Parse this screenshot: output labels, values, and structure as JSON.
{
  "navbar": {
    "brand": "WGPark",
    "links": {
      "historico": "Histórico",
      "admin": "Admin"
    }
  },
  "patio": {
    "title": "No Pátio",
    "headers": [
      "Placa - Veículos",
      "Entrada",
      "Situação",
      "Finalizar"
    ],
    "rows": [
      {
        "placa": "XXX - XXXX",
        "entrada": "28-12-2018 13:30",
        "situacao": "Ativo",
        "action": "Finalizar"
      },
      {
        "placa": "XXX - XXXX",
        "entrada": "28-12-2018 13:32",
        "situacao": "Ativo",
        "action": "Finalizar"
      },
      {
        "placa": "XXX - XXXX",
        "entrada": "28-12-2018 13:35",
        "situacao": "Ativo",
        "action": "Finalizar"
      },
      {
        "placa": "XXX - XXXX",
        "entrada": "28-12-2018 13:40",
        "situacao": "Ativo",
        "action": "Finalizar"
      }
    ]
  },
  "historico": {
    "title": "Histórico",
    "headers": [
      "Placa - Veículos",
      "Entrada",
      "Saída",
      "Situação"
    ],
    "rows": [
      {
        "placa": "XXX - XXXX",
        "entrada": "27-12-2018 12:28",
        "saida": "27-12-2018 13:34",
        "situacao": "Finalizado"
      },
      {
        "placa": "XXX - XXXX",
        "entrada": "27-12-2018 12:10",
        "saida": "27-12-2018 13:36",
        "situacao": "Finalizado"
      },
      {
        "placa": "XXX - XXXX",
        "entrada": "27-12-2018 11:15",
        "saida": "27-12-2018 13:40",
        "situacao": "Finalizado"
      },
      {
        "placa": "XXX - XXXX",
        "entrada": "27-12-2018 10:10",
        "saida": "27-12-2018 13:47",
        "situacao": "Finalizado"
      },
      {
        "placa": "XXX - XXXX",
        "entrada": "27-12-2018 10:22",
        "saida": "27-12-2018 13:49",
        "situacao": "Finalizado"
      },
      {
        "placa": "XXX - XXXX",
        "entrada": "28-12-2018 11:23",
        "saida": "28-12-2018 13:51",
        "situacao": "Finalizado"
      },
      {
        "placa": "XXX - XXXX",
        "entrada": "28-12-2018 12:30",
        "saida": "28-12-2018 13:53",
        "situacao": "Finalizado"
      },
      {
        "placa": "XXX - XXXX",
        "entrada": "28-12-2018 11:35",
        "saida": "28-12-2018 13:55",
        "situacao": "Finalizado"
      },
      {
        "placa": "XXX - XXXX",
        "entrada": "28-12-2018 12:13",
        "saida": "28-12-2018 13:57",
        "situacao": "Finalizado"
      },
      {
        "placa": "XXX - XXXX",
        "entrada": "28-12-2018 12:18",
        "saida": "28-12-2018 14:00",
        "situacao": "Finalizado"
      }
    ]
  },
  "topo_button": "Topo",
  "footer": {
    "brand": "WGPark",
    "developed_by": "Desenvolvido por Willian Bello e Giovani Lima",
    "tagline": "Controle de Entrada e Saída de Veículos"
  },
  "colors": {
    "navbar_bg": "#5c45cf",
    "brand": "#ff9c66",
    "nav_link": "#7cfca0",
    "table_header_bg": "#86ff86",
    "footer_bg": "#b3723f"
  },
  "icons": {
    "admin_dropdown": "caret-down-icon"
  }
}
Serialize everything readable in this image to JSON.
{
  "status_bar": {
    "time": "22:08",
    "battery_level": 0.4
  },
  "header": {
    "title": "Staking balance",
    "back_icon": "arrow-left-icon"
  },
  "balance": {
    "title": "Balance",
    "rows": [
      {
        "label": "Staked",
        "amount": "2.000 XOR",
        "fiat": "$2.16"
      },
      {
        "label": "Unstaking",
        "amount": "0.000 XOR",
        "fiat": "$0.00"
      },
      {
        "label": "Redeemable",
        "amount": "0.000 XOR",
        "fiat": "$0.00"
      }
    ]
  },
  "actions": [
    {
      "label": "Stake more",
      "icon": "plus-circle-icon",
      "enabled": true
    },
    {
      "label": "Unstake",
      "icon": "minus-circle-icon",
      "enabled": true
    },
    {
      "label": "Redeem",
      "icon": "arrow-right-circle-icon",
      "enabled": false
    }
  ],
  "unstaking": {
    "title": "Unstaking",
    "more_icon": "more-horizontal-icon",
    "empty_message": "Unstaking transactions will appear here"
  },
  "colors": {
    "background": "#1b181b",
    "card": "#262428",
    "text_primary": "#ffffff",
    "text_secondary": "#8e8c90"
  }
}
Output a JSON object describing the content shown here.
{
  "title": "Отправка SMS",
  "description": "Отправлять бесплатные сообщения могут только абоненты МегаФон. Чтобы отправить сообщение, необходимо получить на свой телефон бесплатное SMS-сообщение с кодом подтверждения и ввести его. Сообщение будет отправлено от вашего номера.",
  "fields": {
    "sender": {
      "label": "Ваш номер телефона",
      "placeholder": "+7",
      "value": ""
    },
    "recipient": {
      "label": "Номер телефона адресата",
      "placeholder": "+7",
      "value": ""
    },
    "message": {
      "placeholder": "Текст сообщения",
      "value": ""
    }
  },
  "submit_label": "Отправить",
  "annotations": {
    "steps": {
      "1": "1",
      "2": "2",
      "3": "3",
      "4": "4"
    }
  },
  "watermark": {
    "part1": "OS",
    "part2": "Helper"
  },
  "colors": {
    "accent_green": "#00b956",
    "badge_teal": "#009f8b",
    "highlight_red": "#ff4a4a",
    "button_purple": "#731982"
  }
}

——

- **GOAL OF THE EXERCISE**
The records above should be restated word for word, please.

- **FINISHED TASK**
Parse this screenshot: output labels, values, and structure as JSON.
{
  "navbar": {
    "brand": "WGPark",
    "links": {
      "historico": "Histórico",
      "admin": "Admin"
    }
  },
  "patio": {
    "title": "No Pátio",
    "headers": [
      "Placa - Veículos",
      "Entrada",
      "Situação",
      "Finalizar"
    ],
    "rows": [
      {
        "placa": "XXX - XXXX",
        "entrada": "28-12-2018 13:30",
        "situacao": "Ativo",
        "action": "Finalizar"
      },
      {
        "placa": "XXX - XXXX",
        "entrada": "28-12-2018 13:32",
        "situacao": "Ativo",
        "action": "Finalizar"
      },
      {
        "placa": "XXX - XXXX",
        "entrada": "28-12-2018 13:35",
        "situacao": "Ativo",
        "action": "Finalizar"
      },
      {
        "placa": "XXX - XXXX",
        "entrada": "28-12-2018 13:40",
        "situacao": "Ativo",
        "action": "Finalizar"
      }
    ]
  },
  "historico": {
    "title": "Histórico",
    "headers": [
      "Placa - Veículos",
      "Entrada",
      "Saída",
      "Situação"
    ],
    "rows": [
      {
        "placa": "XXX - XXXX",
        "entrada": "27-12-2018 12:28",
        "saida": "27-12-2018 13:34",
        "situacao": "Finalizado"
      },
      {
        "placa": "XXX - XXXX",
        "entrada": "27-12-2018 12:10",
        "saida": "27-12-2018 13:36",
        "situacao": "Finalizado"
      },
      {
        "placa": "XXX - XXXX",
        "entrada": "27-12-2018 11:15",
        "saida": "27-12-2018 13:40",
        "situacao": "Finalizado"
      },
      {
        "placa": "XXX - XXXX",
        "entrada": "27-12-2018 10:10",
        "saida": "27-12-2018 13:47",
        "situacao": "Finalizado"
      },
      {
        "placa": "XXX - XXXX",
        "entrada": "27-12-2018 10:22",
        "saida": "27-12-2018 13:49",
        "situacao": "Finalizado"
      },
      {
        "placa": "XXX - XXXX",
        "entrada": "28-12-2018 11:23",
        "saida": "28-12-2018 13:51",
        "situacao": "Finalizado"
      },
      {
        "placa": "XXX - XXXX",
        "entrada": "28-12-2018 12:30",
        "saida": "28-12-2018 13:53",
        "situacao": "Finalizado"
      },
      {
        "placa": "XXX - XXXX",
        "entrada": "28-12-2018 11:35",
        "saida": "28-12-2018 13:55",
        "situacao": "Finalizado"
      },
      {
        "placa": "XXX - XXXX",
        "entrada": "28-12-2018 12:13",
        "saida": "28-12-2018 13:57",
        "situacao": "Finalizado"
      },
      {
        "placa": "XXX - XXXX",
        "entrada": "28-12-2018 12:18",
        "saida": "28-12-2018 14:00",
        "situacao": "Finalizado"
      }
    ]
  },
  "topo_button": "Topo",
  "footer": {
    "brand": "WGPark",
    "developed_by": "Desenvolvido por Willian Bello e Giovani Lima",
    "tagline": "Controle de Entrada e Saída de Veículos"
  },
  "colors": {
    "navbar_bg": "#5c45cf",
    "brand": "#ff9c66",
    "nav_link": "#7cfca0",
    "table_header_bg": "#86ff86",
    "footer_bg": "#b3723f"
  },
  "icons": {
    "admin_dropdown": "caret-down-icon"
  }
}
Serialize everything readable in this image to JSON.
{
  "status_bar": {
    "time": "22:08",
    "battery_level": 0.4
  },
  "header": {
    "title": "Staking balance",
    "back_icon": "arrow-left-icon"
  },
  "balance": {
    "title": "Balance",
    "rows": [
      {
        "label": "Staked",
        "amount": "2.000 XOR",
        "fiat": "$2.16"
      },
      {
        "label": "Unstaking",
        "amount": "0.000 XOR",
        "fiat": "$0.00"
      },
      {
        "label": "Redeemable",
        "amount": "0.000 XOR",
        "fiat": "$0.00"
      }
    ]
  },
  "actions": [
    {
      "label": "Stake more",
      "icon": "plus-circle-icon",
      "enabled": true
    },
    {
      "label": "Unstake",
      "icon": "minus-circle-icon",
      "enabled": true
    },
    {
      "label": "Redeem",
      "icon": "arrow-right-circle-icon",
      "enabled": false
    }
  ],
  "unstaking": {
    "title": "Unstaking",
    "more_icon": "more-horizontal-icon",
    "empty_message": "Unstaking transactions will appear here"
  },
  "colors": {
    "background": "#1b181b",
    "card": "#262428",
    "text_primary": "#ffffff",
    "text_secondary": "#8e8c90"
  }
}
Output a JSON object describing the content shown here.
{
  "title": "Отправка SMS",
  "description": "Отправлять бесплатные сообщения могут только абоненты МегаФон. Чтобы отправить сообщение, необходимо получить на свой телефон бесплатное SMS-сообщение с кодом подтверждения и ввести его. Сообщение будет отправлено от вашего номера.",
  "fields": {
    "sender": {
      "label": "Ваш номер телефона",
      "placeholder": "+7",
      "value": ""
    },
    "recipient": {
      "label": "Номер телефона адресата",
      "placeholder": "+7",
      "value": ""
    },
    "message": {
      "placeholder": "Текст сообщения",
      "value": ""
    }
  },
  "submit_label": "Отправить",
  "annotations": {
    "steps": {
      "1": "1",
      "2": "2",
      "3": "3",
      "4": "4"
    }
  },
  "watermark": {
    "part1": "OS",
    "part2": "Helper"
  },
  "colors": {
    "accent_green": "#00b956",
    "badge_teal": "#009f8b",
    "highlight_red": "#ff4a4a",
    "button_purple": "#731982"
  }
}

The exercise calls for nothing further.